> _Task instructions_: Count the lines below that contain the word "JSON", and reply with that number alone.

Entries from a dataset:
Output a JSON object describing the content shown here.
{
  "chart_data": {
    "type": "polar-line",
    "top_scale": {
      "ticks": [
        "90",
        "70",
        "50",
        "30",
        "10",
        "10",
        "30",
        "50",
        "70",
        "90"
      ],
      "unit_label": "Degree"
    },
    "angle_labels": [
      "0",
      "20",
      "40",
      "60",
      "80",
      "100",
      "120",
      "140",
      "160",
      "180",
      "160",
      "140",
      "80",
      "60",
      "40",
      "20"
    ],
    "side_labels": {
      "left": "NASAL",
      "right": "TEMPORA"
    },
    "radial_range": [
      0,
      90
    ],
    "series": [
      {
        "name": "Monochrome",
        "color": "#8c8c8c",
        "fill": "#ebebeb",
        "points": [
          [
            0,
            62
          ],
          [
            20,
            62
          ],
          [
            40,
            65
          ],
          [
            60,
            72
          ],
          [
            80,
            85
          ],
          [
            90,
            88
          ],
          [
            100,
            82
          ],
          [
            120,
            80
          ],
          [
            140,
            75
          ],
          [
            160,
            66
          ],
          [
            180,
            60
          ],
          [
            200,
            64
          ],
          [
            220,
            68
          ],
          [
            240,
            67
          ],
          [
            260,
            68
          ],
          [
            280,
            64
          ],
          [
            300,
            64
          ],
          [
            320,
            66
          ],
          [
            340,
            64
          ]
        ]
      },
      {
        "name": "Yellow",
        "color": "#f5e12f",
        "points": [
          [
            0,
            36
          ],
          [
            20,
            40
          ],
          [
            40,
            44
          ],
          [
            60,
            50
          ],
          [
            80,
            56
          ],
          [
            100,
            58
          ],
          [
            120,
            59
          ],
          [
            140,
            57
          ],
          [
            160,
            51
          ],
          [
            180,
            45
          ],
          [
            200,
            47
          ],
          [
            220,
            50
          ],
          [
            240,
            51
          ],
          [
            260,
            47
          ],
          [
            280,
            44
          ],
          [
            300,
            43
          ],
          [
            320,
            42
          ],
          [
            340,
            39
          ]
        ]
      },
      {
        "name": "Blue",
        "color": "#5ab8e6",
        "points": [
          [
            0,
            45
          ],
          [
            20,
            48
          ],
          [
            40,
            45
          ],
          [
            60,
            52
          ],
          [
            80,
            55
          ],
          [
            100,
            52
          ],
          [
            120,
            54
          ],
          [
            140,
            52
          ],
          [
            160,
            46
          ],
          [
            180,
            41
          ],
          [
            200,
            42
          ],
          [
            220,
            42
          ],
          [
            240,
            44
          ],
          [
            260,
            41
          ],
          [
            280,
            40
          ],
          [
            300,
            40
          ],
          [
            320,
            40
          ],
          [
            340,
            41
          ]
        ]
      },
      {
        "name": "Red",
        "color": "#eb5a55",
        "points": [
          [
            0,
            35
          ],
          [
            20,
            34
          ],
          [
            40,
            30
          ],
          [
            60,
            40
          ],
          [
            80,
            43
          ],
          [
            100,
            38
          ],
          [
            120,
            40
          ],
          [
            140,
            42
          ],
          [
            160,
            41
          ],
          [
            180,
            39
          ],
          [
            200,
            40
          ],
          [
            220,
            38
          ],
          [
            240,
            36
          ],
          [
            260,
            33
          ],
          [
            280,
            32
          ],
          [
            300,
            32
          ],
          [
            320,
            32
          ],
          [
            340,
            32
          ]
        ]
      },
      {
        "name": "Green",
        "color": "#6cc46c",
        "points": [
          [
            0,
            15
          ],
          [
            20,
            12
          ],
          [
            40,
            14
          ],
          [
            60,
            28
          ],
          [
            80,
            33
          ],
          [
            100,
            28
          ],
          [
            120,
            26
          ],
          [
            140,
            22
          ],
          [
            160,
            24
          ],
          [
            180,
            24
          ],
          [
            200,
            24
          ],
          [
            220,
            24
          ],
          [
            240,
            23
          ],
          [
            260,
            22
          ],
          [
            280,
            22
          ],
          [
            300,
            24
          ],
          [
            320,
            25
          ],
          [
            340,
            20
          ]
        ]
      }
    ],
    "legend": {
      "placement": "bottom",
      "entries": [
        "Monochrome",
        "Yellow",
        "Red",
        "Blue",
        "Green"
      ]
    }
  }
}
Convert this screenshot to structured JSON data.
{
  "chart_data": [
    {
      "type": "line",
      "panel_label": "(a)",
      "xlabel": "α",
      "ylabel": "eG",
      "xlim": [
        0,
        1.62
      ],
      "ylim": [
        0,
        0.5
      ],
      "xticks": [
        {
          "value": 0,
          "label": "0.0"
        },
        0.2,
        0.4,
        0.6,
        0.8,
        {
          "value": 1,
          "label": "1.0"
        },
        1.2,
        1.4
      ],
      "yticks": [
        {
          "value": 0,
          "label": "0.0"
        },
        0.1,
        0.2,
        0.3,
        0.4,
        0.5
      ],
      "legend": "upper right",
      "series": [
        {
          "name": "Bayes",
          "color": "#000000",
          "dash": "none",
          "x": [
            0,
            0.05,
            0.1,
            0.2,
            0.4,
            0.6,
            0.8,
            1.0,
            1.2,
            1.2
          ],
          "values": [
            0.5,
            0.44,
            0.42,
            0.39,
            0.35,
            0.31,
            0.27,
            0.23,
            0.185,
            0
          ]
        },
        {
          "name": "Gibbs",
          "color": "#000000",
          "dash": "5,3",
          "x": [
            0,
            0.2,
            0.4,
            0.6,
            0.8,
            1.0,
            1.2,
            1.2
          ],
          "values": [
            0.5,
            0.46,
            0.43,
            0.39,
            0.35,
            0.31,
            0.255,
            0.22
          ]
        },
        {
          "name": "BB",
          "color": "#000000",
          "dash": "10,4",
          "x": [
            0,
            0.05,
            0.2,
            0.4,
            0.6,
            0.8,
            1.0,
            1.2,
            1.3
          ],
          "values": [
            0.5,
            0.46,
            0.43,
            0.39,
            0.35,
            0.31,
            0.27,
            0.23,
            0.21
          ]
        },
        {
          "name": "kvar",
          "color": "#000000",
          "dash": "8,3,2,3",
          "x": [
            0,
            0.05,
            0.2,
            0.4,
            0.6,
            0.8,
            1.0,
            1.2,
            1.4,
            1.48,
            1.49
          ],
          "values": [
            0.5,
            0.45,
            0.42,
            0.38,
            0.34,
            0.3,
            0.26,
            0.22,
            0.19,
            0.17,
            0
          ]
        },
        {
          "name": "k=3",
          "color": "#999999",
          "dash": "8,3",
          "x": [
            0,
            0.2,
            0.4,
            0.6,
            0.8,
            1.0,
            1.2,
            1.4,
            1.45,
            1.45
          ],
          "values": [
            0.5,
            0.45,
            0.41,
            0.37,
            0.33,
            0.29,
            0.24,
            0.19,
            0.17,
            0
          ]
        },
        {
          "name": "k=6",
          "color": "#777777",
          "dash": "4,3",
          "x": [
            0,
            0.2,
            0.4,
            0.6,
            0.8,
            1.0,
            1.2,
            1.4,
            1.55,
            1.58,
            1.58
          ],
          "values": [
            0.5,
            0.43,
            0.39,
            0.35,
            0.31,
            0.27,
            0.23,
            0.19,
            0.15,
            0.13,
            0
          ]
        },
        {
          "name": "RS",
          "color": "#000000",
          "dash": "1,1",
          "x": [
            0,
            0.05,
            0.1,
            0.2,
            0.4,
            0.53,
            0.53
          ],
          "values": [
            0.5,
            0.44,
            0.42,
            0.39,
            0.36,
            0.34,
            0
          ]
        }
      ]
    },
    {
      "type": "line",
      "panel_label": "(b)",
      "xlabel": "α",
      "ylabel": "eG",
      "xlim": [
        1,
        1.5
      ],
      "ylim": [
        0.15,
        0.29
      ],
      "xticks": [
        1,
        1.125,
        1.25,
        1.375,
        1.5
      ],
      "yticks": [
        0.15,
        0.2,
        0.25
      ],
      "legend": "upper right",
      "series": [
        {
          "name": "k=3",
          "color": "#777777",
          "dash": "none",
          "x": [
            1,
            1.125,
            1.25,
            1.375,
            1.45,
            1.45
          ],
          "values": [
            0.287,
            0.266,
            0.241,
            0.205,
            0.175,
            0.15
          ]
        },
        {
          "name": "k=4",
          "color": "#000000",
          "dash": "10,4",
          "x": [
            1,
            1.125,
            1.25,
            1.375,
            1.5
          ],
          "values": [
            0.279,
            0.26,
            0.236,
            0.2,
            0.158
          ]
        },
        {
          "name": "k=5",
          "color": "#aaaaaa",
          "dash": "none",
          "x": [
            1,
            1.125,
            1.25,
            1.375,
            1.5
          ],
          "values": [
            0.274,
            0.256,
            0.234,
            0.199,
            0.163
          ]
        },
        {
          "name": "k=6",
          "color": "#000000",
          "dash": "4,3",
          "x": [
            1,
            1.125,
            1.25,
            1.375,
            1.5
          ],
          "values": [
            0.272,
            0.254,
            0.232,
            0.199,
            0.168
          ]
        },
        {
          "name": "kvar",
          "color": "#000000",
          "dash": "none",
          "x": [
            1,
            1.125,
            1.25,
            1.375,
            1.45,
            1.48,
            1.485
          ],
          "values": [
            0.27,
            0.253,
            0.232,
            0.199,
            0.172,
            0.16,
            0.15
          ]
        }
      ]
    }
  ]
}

> _Expected output_: 2